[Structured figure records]
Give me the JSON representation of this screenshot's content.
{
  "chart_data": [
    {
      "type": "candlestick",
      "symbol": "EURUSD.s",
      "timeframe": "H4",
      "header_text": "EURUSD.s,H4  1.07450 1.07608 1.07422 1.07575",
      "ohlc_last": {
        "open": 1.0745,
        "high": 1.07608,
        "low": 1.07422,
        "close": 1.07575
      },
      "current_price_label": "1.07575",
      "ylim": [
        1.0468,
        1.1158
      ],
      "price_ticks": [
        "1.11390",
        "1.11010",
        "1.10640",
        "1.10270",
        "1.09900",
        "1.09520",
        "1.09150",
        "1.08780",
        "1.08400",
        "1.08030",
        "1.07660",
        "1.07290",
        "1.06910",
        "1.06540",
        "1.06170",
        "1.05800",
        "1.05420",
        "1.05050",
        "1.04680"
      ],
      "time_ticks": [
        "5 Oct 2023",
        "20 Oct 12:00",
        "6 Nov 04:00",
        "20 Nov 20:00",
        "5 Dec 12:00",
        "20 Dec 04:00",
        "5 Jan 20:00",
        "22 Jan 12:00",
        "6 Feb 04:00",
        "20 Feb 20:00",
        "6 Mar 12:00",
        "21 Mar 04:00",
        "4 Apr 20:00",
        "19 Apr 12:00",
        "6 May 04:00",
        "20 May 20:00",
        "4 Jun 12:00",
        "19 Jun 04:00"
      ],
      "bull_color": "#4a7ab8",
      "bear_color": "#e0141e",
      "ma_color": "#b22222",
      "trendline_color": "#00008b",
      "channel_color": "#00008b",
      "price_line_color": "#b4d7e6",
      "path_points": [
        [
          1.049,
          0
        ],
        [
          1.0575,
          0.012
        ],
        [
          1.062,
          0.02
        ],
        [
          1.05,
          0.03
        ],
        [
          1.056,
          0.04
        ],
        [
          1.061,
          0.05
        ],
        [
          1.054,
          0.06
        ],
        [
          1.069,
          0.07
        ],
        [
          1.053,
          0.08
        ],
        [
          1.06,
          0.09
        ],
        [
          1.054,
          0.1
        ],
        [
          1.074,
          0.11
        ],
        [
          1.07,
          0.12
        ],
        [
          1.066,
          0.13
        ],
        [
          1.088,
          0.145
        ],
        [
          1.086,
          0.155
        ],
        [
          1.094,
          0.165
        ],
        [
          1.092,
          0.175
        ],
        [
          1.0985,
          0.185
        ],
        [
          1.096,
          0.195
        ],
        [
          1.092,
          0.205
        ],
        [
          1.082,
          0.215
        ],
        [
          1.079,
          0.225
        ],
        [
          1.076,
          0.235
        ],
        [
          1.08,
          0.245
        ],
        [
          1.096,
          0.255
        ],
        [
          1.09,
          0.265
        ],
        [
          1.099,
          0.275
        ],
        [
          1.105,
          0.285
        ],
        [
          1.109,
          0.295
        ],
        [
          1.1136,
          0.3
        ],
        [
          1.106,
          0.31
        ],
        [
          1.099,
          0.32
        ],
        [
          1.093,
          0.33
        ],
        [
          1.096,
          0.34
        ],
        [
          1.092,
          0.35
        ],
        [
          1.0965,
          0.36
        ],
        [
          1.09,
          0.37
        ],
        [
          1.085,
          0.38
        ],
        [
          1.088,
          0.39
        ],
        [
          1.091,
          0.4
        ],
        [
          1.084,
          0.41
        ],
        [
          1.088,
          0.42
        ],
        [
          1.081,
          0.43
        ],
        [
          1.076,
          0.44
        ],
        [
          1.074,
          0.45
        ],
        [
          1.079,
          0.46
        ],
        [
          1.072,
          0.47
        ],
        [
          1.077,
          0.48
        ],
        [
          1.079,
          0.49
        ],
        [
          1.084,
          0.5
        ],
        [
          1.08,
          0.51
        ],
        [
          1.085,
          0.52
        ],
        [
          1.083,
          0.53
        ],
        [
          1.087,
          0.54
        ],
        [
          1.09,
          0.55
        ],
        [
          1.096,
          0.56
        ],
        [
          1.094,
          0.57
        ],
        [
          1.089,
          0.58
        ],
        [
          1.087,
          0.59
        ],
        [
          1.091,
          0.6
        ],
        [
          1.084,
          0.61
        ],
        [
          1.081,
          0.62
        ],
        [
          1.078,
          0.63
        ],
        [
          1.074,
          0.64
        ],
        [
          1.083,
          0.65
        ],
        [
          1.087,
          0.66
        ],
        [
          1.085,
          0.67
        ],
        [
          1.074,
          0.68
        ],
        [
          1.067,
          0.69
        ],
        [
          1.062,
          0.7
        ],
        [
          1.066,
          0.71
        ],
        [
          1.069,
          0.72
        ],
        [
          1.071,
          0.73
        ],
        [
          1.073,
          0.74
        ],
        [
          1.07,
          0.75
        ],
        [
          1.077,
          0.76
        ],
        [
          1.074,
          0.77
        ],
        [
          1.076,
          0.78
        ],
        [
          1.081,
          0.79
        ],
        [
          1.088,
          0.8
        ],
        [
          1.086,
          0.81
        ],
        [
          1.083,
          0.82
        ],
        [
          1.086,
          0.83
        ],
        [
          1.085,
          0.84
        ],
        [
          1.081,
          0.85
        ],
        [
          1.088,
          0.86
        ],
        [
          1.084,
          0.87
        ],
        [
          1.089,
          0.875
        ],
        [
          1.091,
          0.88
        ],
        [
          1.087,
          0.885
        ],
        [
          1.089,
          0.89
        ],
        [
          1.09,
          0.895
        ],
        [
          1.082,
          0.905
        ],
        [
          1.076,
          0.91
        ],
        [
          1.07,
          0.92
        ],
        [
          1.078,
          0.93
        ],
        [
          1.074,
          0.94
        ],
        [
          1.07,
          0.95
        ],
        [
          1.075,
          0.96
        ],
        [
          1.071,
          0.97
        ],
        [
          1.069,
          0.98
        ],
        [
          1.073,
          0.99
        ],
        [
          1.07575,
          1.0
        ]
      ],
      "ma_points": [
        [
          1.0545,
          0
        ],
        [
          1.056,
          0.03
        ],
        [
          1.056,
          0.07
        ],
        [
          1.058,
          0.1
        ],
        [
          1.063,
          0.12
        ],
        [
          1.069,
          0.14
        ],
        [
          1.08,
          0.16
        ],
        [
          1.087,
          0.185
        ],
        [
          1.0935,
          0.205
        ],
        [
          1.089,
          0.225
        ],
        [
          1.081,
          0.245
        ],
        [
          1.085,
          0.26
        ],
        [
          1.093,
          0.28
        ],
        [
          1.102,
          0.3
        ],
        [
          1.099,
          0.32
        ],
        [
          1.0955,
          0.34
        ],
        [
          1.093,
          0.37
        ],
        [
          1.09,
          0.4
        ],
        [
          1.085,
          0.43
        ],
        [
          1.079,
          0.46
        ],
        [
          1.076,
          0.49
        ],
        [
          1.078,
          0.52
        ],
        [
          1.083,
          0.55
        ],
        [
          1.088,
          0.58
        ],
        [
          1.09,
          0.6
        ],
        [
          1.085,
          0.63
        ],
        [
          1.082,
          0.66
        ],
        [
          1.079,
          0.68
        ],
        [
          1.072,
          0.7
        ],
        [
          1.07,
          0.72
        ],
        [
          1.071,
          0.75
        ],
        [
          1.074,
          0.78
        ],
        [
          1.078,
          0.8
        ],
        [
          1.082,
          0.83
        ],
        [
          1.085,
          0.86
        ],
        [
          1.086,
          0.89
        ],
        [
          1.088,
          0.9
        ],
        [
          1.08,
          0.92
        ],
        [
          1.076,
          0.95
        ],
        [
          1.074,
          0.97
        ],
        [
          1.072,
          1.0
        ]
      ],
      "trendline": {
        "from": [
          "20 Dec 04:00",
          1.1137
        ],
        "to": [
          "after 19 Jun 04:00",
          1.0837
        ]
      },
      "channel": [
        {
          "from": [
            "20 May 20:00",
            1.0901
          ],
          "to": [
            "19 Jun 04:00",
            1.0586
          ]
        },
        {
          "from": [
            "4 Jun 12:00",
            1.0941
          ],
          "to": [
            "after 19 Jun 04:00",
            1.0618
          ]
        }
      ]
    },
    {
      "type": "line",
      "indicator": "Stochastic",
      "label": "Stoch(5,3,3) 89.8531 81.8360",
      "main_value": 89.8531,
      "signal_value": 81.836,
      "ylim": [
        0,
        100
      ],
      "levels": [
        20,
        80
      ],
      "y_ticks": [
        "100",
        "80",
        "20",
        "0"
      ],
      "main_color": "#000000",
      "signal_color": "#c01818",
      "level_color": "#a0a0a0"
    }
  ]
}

▶ _WHAT IS EXPECTED_:
Identify every line holding the word "EURUSD" and copy it out.

▶ _RESULT OF THIS TASK_:
      "symbol": "EURUSD.s",
      "header_text": "EURUSD.s,H4  1.07450 1.07608 1.07422 1.07575",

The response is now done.